WORK TO COMPLETE
Work out how many lines of the data hold the string "they", and reply with that number alone.

RECORD EXTRACTS
++++++++

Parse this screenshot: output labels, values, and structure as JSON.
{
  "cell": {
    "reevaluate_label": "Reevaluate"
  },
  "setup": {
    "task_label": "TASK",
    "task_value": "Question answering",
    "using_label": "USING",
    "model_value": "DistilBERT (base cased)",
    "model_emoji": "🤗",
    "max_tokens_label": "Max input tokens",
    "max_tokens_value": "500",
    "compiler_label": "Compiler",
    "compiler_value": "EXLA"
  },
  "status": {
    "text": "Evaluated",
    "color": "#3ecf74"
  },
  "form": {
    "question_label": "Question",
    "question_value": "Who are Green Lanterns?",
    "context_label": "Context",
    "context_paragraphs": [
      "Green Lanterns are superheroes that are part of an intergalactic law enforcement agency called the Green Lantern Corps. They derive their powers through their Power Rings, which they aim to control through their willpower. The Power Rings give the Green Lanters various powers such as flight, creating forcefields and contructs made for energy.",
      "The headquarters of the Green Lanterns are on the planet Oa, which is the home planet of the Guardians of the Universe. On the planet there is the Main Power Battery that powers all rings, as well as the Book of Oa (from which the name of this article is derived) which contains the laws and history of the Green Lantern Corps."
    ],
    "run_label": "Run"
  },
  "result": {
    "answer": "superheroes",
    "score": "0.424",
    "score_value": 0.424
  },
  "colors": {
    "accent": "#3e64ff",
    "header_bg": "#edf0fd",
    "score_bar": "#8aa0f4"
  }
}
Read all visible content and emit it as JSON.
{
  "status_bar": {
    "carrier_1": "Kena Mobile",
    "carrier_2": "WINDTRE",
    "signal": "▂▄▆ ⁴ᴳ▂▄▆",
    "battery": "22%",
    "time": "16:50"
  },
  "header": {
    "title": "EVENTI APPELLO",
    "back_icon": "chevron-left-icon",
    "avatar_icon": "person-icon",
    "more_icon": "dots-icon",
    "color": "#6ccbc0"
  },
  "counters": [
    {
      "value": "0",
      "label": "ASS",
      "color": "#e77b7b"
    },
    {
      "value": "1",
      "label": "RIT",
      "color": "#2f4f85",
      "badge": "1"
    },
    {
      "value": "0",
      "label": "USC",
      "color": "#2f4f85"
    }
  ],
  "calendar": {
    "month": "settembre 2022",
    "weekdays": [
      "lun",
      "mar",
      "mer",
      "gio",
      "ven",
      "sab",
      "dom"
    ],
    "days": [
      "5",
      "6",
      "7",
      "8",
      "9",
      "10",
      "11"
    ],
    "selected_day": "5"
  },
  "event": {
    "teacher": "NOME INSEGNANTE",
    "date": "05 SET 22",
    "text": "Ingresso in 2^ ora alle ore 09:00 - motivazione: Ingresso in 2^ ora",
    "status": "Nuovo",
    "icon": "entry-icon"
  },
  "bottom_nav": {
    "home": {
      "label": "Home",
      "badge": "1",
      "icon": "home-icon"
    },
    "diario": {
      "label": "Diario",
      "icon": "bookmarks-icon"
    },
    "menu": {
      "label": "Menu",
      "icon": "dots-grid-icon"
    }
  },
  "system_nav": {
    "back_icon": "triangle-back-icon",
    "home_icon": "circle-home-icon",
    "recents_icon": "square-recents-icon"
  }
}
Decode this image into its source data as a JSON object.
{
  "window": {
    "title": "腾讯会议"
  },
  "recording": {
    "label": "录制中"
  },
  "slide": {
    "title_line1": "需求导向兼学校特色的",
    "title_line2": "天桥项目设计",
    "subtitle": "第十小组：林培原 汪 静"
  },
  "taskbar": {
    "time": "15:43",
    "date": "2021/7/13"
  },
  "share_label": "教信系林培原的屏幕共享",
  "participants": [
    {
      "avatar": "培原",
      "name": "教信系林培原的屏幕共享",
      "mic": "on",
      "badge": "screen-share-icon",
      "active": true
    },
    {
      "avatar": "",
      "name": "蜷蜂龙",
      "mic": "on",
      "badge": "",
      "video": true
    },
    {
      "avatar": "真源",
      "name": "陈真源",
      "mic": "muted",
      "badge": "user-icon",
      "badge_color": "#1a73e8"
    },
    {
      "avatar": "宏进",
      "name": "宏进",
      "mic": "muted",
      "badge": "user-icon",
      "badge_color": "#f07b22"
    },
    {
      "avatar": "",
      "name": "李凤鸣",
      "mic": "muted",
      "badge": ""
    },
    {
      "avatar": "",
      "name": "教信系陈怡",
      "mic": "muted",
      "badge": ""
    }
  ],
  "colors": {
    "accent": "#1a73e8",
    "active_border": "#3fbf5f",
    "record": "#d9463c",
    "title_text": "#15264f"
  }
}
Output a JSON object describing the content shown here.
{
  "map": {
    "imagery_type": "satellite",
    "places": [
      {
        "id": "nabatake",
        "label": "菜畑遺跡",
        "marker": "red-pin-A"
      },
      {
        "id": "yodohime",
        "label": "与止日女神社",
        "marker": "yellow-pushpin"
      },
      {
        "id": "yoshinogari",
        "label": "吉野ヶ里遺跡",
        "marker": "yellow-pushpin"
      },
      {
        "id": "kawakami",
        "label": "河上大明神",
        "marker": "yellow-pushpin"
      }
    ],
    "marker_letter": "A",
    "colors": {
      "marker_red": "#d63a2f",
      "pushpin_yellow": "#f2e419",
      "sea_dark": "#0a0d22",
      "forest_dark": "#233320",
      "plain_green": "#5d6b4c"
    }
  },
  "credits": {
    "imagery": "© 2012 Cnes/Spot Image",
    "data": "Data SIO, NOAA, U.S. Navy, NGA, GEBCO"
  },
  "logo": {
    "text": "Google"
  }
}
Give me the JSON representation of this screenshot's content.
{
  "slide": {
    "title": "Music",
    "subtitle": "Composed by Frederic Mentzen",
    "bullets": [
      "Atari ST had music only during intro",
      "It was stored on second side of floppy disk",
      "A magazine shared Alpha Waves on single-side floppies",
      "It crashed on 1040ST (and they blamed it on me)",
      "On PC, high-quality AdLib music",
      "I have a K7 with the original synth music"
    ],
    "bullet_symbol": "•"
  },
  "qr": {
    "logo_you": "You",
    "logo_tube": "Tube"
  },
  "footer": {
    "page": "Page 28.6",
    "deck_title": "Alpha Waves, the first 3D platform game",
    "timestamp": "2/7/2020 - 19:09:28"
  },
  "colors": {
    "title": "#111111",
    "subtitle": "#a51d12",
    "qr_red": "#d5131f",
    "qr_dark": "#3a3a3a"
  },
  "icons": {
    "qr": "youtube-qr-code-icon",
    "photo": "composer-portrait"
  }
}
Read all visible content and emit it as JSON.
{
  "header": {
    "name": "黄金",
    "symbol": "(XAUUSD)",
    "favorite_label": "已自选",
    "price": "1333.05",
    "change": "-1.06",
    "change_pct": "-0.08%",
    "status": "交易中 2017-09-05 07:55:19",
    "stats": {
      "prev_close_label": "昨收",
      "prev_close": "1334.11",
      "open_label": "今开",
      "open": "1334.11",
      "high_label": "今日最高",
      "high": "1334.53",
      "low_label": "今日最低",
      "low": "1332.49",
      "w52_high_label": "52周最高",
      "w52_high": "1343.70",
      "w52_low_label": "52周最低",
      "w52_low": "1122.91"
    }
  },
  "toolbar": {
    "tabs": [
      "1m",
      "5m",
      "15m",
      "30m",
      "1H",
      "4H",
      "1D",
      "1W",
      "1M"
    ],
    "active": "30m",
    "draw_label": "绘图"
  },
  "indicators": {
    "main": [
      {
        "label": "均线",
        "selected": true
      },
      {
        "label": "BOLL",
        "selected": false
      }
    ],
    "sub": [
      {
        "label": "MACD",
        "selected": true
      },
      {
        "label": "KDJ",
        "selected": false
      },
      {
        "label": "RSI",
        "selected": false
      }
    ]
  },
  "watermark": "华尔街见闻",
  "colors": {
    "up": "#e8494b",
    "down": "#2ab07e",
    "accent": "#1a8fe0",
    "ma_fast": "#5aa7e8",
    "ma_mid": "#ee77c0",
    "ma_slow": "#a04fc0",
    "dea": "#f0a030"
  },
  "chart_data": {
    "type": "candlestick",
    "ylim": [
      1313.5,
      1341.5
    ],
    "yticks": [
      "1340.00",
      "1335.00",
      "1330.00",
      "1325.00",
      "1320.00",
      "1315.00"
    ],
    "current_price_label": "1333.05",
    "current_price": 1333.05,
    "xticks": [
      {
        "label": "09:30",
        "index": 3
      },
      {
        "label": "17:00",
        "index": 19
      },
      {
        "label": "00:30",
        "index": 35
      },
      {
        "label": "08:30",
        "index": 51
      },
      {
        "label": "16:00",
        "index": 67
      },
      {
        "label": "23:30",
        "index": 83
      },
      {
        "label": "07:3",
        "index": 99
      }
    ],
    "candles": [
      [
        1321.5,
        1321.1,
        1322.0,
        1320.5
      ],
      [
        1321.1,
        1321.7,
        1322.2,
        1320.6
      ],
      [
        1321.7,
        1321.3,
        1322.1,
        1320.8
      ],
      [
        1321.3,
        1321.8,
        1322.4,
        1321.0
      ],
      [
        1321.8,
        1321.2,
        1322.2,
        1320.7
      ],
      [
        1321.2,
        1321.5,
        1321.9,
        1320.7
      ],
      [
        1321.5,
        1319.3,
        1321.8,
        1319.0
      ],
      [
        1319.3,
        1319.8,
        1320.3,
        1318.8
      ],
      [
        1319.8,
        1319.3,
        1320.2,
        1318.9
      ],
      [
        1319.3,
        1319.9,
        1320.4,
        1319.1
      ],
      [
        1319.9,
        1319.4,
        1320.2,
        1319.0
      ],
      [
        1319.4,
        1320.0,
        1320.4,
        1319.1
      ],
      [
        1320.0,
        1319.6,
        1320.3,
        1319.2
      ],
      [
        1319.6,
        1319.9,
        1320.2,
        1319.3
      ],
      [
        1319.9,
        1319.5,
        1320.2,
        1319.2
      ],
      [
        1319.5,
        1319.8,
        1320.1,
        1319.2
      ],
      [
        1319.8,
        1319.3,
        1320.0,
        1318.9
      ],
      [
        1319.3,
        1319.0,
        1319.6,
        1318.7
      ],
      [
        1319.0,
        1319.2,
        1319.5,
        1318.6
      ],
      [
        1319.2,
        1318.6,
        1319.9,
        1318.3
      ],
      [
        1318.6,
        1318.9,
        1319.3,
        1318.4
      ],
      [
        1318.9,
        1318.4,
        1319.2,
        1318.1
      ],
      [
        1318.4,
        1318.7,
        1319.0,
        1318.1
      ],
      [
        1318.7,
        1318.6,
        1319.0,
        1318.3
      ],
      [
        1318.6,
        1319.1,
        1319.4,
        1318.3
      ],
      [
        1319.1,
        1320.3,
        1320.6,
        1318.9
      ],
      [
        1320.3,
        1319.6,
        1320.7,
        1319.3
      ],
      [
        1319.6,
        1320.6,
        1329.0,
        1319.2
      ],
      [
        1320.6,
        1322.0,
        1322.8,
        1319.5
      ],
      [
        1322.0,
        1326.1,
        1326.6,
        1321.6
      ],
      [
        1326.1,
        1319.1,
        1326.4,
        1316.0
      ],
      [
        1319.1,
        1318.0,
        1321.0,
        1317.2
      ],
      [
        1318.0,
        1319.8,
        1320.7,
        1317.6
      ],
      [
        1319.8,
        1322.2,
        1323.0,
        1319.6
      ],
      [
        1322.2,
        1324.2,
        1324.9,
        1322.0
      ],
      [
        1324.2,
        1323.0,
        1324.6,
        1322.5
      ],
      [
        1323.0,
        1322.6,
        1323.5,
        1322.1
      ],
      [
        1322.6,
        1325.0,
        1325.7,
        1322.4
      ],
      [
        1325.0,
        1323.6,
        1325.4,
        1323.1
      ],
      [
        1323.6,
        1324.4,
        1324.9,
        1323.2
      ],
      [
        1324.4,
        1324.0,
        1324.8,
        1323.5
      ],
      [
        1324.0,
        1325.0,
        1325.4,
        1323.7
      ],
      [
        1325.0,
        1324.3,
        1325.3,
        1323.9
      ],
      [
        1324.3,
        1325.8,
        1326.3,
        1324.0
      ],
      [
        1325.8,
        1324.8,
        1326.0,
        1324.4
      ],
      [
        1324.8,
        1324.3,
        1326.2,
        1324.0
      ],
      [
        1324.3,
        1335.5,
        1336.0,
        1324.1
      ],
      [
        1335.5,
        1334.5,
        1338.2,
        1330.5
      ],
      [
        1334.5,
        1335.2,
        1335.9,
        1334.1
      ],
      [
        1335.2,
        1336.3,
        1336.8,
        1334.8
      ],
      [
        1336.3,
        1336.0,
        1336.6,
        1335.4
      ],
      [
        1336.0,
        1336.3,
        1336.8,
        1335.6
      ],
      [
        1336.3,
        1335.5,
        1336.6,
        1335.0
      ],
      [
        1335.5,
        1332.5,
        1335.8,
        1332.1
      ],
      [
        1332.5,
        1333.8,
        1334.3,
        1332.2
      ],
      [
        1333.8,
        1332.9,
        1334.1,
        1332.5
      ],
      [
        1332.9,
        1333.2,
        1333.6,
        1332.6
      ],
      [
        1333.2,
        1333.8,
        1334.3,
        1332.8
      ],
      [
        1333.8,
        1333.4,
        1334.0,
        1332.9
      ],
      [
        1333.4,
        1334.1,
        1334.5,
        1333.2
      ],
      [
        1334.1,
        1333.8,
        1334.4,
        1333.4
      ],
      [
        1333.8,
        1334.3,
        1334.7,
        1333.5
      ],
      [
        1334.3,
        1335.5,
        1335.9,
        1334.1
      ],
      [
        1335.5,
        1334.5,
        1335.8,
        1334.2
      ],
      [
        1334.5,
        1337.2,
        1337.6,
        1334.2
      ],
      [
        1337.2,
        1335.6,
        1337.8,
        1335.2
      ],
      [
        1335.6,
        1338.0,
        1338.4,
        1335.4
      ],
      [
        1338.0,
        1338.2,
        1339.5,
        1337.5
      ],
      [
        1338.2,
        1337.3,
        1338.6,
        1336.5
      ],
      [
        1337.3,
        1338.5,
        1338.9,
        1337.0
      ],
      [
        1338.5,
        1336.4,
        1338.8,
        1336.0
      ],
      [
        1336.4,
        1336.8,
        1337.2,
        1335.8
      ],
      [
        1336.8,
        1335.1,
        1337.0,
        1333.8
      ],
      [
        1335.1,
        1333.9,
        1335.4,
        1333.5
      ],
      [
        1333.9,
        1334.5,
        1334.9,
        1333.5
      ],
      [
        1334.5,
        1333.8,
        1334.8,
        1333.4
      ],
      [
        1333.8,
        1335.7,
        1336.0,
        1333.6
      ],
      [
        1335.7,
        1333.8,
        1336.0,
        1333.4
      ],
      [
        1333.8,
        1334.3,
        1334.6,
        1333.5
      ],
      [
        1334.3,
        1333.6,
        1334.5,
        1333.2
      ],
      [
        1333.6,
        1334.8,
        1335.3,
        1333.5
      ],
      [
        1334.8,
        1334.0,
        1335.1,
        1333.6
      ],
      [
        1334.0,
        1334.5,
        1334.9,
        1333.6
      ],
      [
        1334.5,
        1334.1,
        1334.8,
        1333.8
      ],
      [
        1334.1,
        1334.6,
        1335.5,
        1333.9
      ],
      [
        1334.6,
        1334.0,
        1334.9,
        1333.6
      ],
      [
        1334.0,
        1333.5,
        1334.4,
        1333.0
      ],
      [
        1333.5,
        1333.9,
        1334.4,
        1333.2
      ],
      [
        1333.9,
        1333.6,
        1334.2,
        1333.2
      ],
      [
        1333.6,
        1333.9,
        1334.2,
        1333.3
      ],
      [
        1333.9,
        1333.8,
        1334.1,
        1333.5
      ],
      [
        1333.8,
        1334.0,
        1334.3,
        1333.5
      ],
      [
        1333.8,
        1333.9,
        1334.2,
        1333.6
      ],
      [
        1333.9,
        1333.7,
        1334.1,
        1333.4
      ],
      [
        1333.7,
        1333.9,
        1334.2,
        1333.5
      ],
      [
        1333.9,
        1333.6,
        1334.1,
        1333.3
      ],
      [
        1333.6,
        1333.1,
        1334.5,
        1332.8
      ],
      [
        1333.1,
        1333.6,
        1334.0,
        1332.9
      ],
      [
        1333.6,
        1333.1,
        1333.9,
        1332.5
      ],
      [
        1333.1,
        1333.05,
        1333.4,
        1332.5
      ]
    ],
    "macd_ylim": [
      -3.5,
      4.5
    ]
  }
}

++++++++

WRITTEN REPLY
2